## TASK BRIEF
Repeat the data verbatim.

## DATA ROWS
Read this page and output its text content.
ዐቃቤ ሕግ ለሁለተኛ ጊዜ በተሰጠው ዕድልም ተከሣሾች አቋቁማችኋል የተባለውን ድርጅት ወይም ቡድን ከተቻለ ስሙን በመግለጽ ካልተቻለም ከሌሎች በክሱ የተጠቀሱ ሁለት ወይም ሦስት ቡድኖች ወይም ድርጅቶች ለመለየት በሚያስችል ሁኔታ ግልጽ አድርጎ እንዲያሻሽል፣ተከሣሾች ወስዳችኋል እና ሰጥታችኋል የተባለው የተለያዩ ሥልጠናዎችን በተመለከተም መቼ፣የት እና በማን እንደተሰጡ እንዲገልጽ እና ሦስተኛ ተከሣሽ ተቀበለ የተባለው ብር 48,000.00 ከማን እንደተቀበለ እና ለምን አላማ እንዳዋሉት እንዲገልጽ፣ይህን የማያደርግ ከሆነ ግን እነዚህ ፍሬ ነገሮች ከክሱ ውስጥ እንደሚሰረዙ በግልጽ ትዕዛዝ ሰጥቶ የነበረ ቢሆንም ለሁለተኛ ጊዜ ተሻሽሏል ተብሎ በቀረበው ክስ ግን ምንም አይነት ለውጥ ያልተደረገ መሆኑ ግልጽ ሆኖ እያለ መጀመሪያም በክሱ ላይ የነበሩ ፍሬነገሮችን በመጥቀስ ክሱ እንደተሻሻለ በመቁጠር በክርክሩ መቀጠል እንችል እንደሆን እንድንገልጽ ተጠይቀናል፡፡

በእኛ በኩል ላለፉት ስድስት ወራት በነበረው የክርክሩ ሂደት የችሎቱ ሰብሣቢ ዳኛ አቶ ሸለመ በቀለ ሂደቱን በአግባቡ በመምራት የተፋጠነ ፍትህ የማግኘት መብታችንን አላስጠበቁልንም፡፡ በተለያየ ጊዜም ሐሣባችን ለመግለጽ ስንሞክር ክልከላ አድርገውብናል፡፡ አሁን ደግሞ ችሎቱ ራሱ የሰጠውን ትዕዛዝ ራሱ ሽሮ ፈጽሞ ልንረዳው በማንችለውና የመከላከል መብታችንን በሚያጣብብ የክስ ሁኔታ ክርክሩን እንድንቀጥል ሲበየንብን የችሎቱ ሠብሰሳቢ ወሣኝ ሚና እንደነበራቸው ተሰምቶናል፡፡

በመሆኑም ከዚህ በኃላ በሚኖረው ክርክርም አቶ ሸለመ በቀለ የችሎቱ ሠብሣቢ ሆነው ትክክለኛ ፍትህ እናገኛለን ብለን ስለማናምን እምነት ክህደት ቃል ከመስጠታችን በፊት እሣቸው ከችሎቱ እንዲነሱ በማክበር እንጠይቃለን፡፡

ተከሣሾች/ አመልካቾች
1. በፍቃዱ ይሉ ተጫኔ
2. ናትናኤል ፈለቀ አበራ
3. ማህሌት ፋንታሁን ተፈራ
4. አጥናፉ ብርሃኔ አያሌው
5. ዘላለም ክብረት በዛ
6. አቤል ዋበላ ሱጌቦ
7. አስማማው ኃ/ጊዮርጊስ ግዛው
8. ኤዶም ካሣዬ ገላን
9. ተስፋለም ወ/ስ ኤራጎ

## ANSWER TO THE PROBLEM
Read this page and output its text content.
ዐቃቤ ሕግ ለሁለተኛ ጊዜ በተሰጠው ዕድልም ተከሣሾች አቋቁማችኋል የተባለውን ድርጅት ወይም ቡድን ከተቻለ ስሙን በመግለጽ ካልተቻለም ከሌሎች በክሱ የተጠቀሱ ሁለት ወይም ሦስት ቡድኖች ወይም ድርጅቶች ለመለየት በሚያስችል ሁኔታ ግልጽ አድርጎ እንዲያሻሽል፣ተከሣሾች ወስዳችኋል እና ሰጥታችኋል የተባለው የተለያዩ ሥልጠናዎችን በተመለከተም መቼ፣የት እና በማን እንደተሰጡ እንዲገልጽ እና ሦስተኛ ተከሣሽ ተቀበለ የተባለው ብር 48,000.00 ከማን እንደተቀበለ እና ለምን አላማ እንዳዋሉት እንዲገልጽ፣ይህን የማያደርግ ከሆነ ግን እነዚህ ፍሬ ነገሮች ከክሱ ውስጥ እንደሚሰረዙ በግልጽ ትዕዛዝ ሰጥቶ የነበረ ቢሆንም ለሁለተኛ ጊዜ ተሻሽሏል ተብሎ በቀረበው ክስ ግን ምንም አይነት ለውጥ ያልተደረገ መሆኑ ግልጽ ሆኖ እያለ መጀመሪያም በክሱ ላይ የነበሩ ፍሬነገሮችን በመጥቀስ ክሱ እንደተሻሻለ በመቁጠር በክርክሩ መቀጠል እንችል እንደሆን እንድንገልጽ ተጠይቀናል፡፡

በእኛ በኩል ላለፉት ስድስት ወራት በነበረው የክርክሩ ሂደት የችሎቱ ሰብሣቢ ዳኛ አቶ ሸለመ በቀለ ሂደቱን በአግባቡ በመምራት የተፋጠነ ፍትህ የማግኘት መብታችንን አላስጠበቁልንም፡፡ በተለያየ ጊዜም ሐሣባችን ለመግለጽ ስንሞክር ክልከላ አድርገውብናል፡፡ አሁን ደግሞ ችሎቱ ራሱ የሰጠውን ትዕዛዝ ራሱ ሽሮ ፈጽሞ ልንረዳው በማንችለውና የመከላከል መብታችንን በሚያጣብብ የክስ ሁኔታ ክርክሩን እንድንቀጥል ሲበየንብን የችሎቱ ሠብሰሳቢ ወሣኝ ሚና እንደነበራቸው ተሰምቶናል፡፡

በመሆኑም ከዚህ በኃላ በሚኖረው ክርክርም አቶ ሸለመ በቀለ የችሎቱ ሠብሣቢ ሆነው ትክክለኛ ፍትህ እናገኛለን ብለን ስለማናምን እምነት ክህደት ቃል ከመስጠታችን በፊት እሣቸው ከችሎቱ እንዲነሱ በማክበር እንጠይቃለን፡፡

ተከሣሾች/ አመልካቾች
1. በፍቃዱ ይሉ ተጫኔ
2. ናትናኤል ፈለቀ አበራ
3. ማህሌት ፋንታሁን ተፈራ
4. አጥናፉ ብርሃኔ አያሌው
5. ዘላለም ክብረት በዛ
6. አቤል ዋበላ ሱጌቦ
7. አስማማው ኃ/ጊዮርጊስ ግዛው
8. ኤዶም ካሣዬ ገላን
9. ተስፋለም ወ/ስ ኤራጎ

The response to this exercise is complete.